Stored items from a collection:
▼
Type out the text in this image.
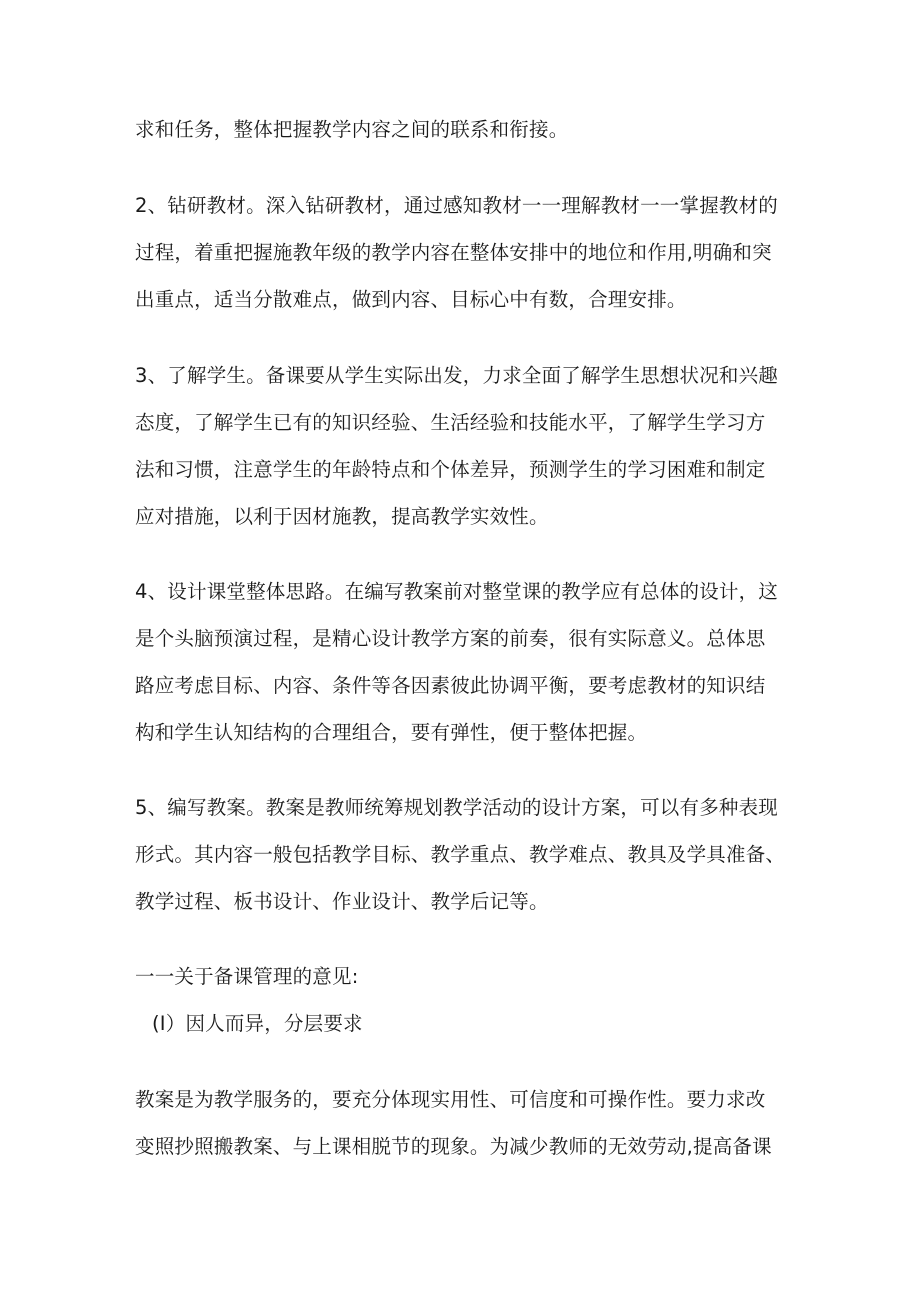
求和任务，整体把握教学内容之间的联系和衔接。

2、钻研教材。深入钻研教材，通过感知教材一一理解教材一一掌握教材的

过程，着重把握施教年级的教学内容在整体安排中的地位和作用,明确和突

出重点，适当分散难点，做到内容、目标心中有数，合理安排。

3、了解学生。备课要从学生实际出发，力求全面了解学生思想状况和兴趣

态度，了解学生已有的知识经验、生活经验和技能水平，了解学生学习方

法和习惯，注意学生的年龄特点和个体差异，预测学生的学习困难和制定

应对措施，以利于因材施教，提高教学实效性。

4、设计课堂整体思路。在编写教案前对整堂课的教学应有总体的设计，这

是个头脑预演过程，是精心设计教学方案的前奏，很有实际意义。总体思

路应考虑目标、内容、条件等各因素彼此协调平衡，要考虑教材的知识结

构和学生认知结构的合理组合，要有弹性，便于整体把握。

5、编写教案。教案是教师统筹规划教学活动的设计方案，可以有多种表现

形式。其内容一般包括教学目标、教学重点、教学难点、教具及学具准备、

教学过程、板书设计、作业设计、教学后记等。

一一关于备课管理的意见:

(I）因人而异，分层要求

教案是为教学服务的，要充分体现实用性、可信度和可操作性。要力求改

变照抄照搬教案、与上课相脱节的现象。为减少教师的无效劳动,提高备课
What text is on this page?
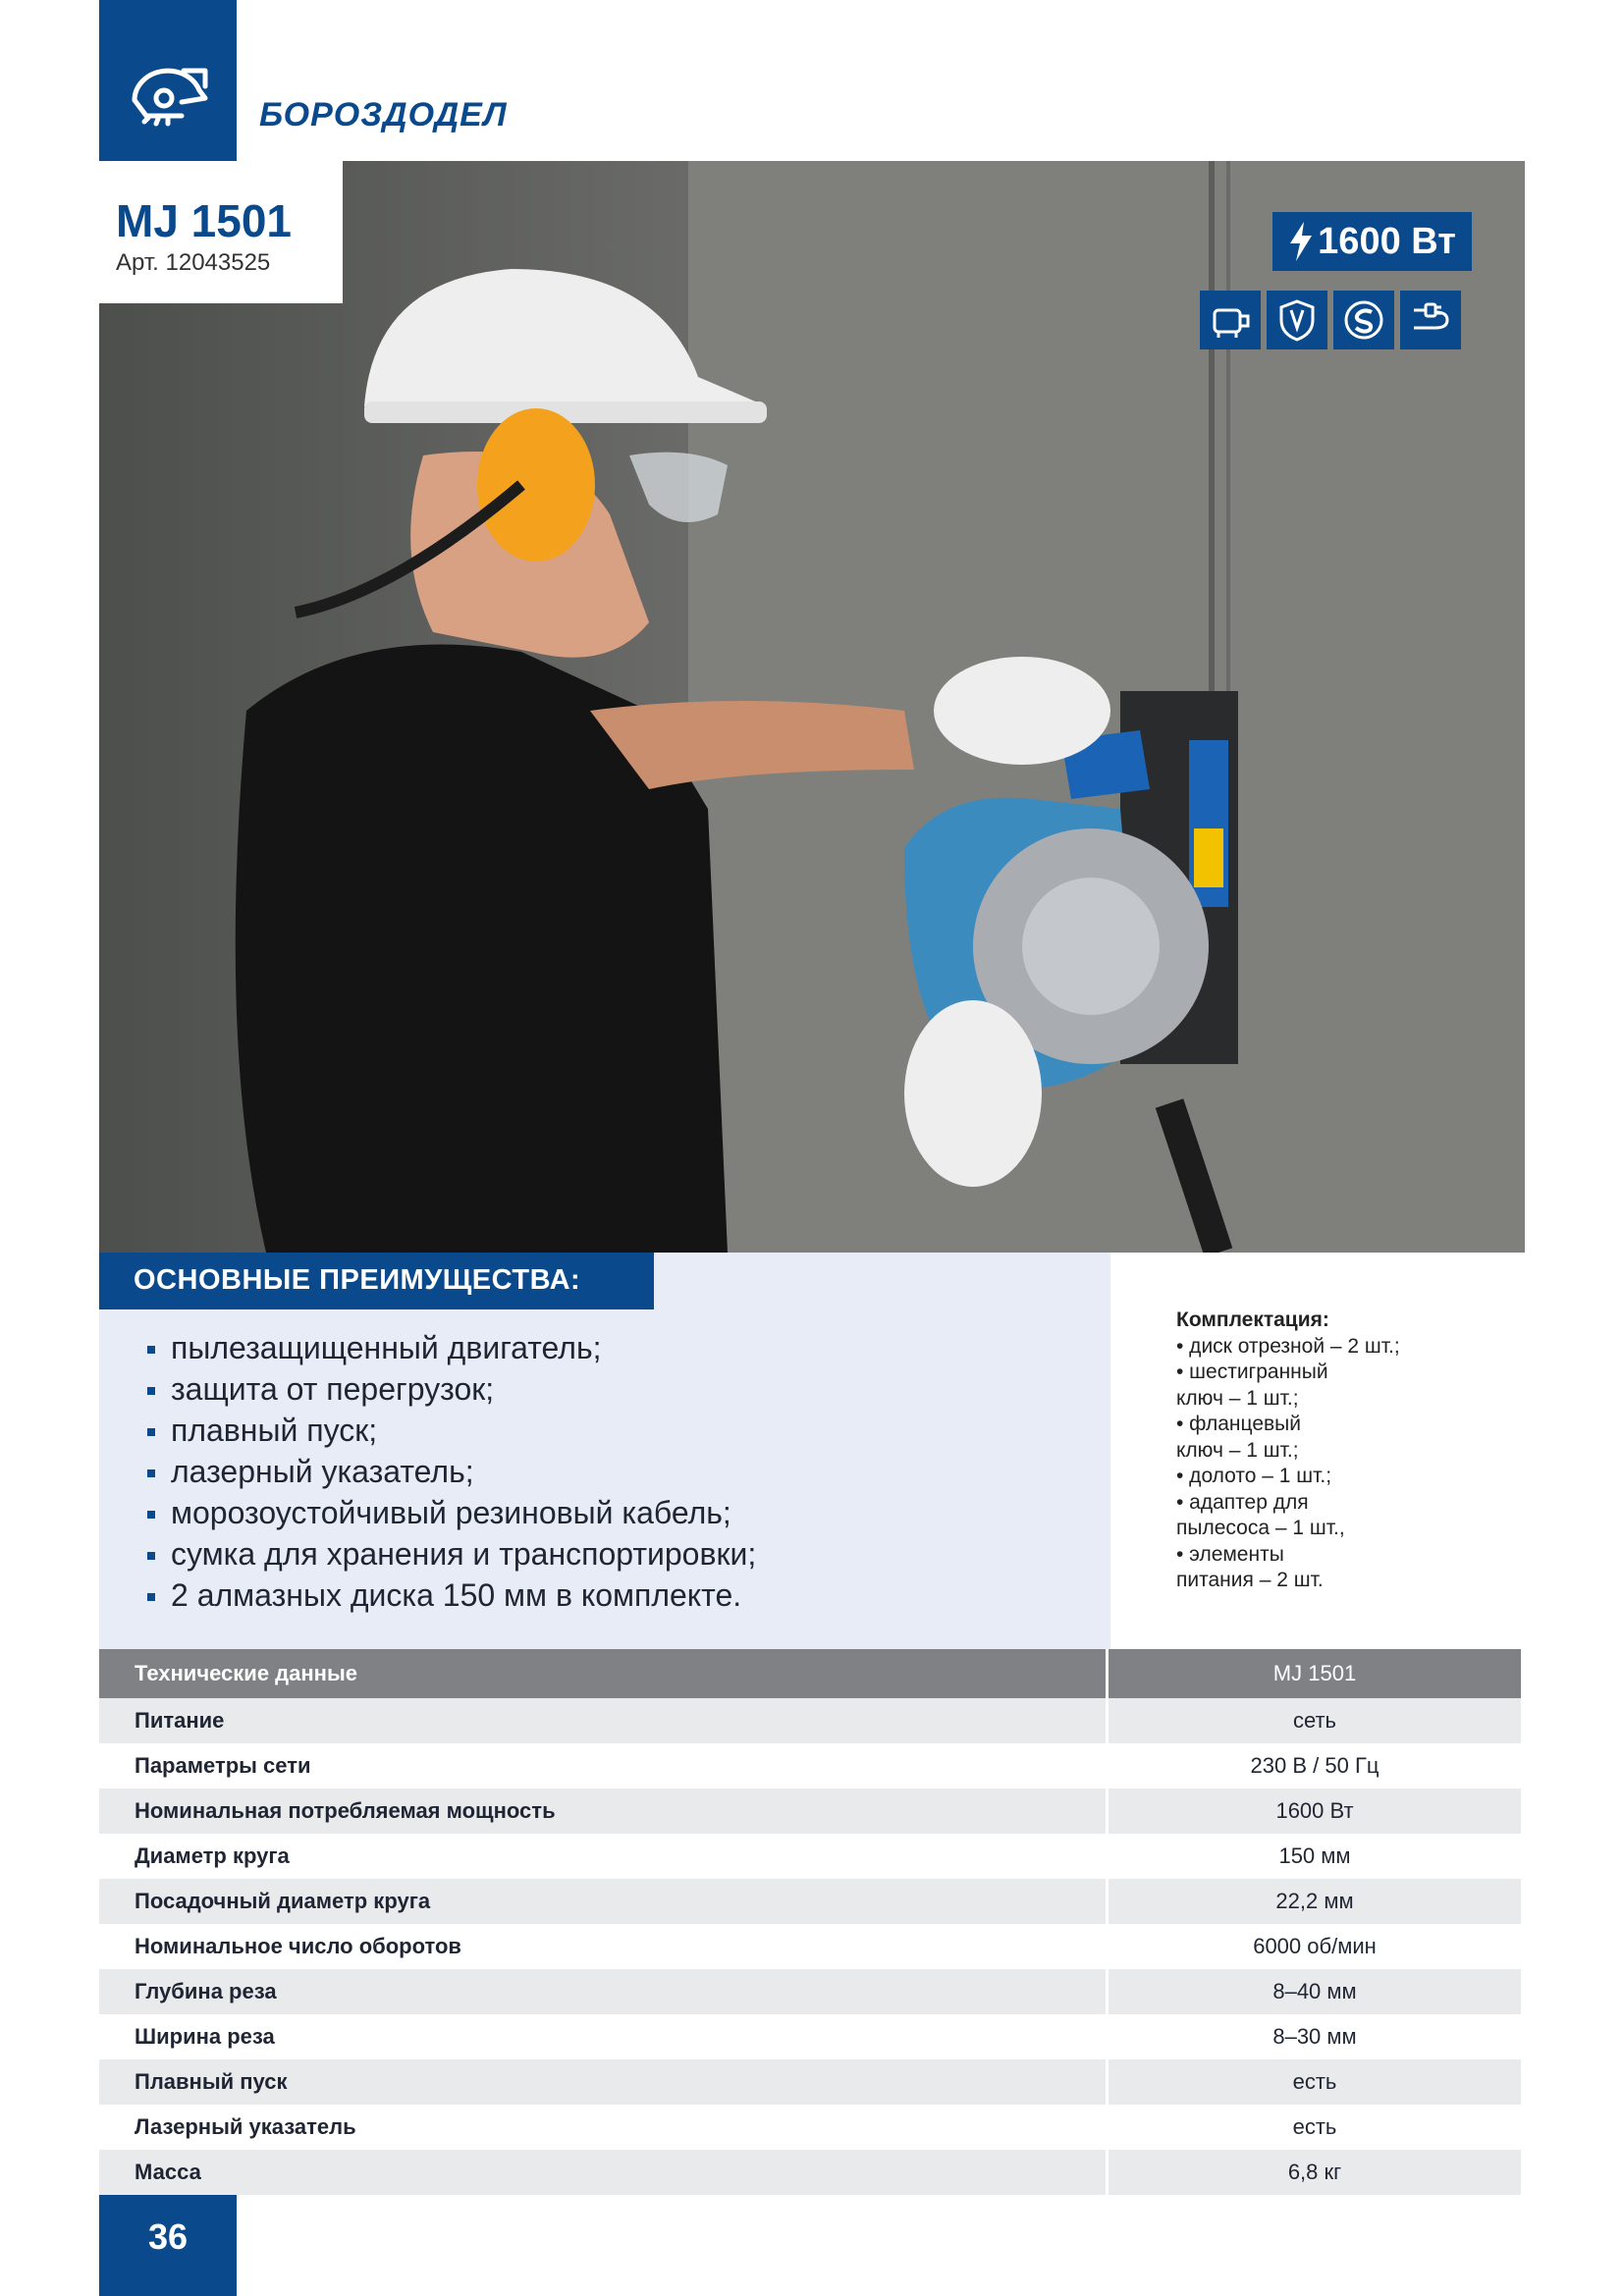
БОРОЗДОДЕЛ
MJ 1501
Арт. 12043525
1600 Вт
ОСНОВНЫЕ ПРЕИМУЩЕСТВА:
пылезащищенный двигатель;
защита от перегрузок;
плавный пуск;
лазерный указатель;
морозоустойчивый резиновый кабель;
сумка для хранения и транспортировки;
2 алмазных диска 150 мм в комплекте.
Комплектация:
• диск отрезной – 2 шт.;
• шестигранный
ключ – 1 шт.;
• фланцевый
ключ – 1 шт.;
• долото – 1 шт.;
• адаптер для
пылесоса – 1 шт.,
• элементы
питания – 2 шт.
Технические данные	MJ 1501
Питание	сеть
Параметры сети	230 В / 50 Гц
Номинальная потребляемая мощность	1600 Вт
Диаметр круга	150 мм
Посадочный диаметр круга	22,2 мм
Номинальное число оборотов	6000 об/мин
Глубина реза	8–40 мм
Ширина реза	8–30 мм
Плавный пуск	есть
Лазерный указатель	есть
Масса	6,8 кг
36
▲
**Your objective**
Filter the listing above by the word "text"; copy each line that passes.

**Reply**
Type out the text in this image.
What text is on this page?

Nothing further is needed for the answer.